→ **Written request**: Each record that follows should be repeated exactly, minus any images.

→ **Data extract**:
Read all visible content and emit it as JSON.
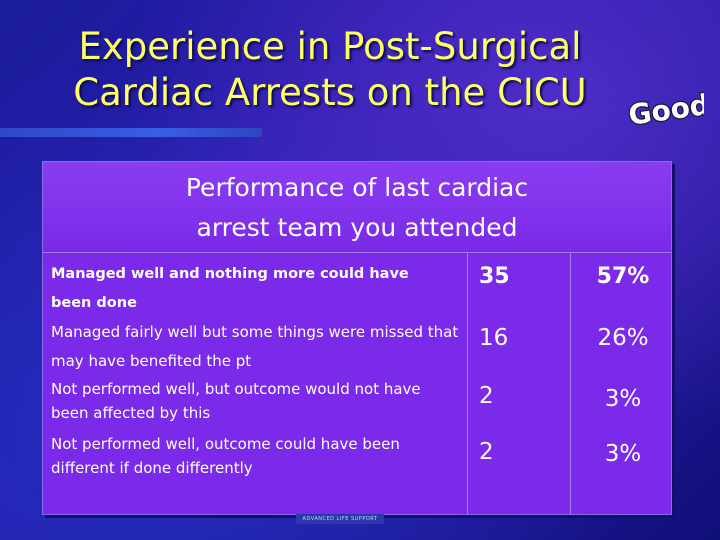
{
  "slide": {
    "title": "Experience in Post-Surgical Cardiac Arrests on the CICU",
    "badge_text": "Good",
    "footer_badge": "ADVANCED LIFE SUPPORT"
  },
  "table": {
    "header": "Performance of last cardiac arrest team you attended",
    "rows": [
      {
        "description": "Managed well and nothing more could have been done",
        "count": "35",
        "percent": "57%"
      },
      {
        "description": "Managed fairly well but some things were missed that may have benefited the pt",
        "count": "16",
        "percent": "26%"
      },
      {
        "description": "Not performed well, but outcome would not have been affected by this",
        "count": "2",
        "percent": "3%"
      },
      {
        "description": "Not performed well, outcome could have been different if done differently",
        "count": "2",
        "percent": "3%"
      }
    ]
  },
  "colors": {
    "title": "#ffff66",
    "table_fill": "#7a2ae8",
    "background": "#1f1796"
  }
}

→ **Answer below**:
Read all visible content and emit it as JSON.
{
  "slide": {
    "title": "Experience in Post-Surgical Cardiac Arrests on the CICU",
    "badge_text": "Good",
    "footer_badge": "ADVANCED LIFE SUPPORT"
  },
  "table": {
    "header": "Performance of last cardiac arrest team you attended",
    "rows": [
      {
        "description": "Managed well and nothing more could have been done",
        "count": "35",
        "percent": "57%"
      },
      {
        "description": "Managed fairly well but some things were missed that may have benefited the pt",
        "count": "16",
        "percent": "26%"
      },
      {
        "description": "Not performed well, but outcome would not have been affected by this",
        "count": "2",
        "percent": "3%"
      },
      {
        "description": "Not performed well, outcome could have been different if done differently",
        "count": "2",
        "percent": "3%"
      }
    ]
  },
  "colors": {
    "title": "#ffff66",
    "table_fill": "#7a2ae8",
    "background": "#1f1796"
  }
}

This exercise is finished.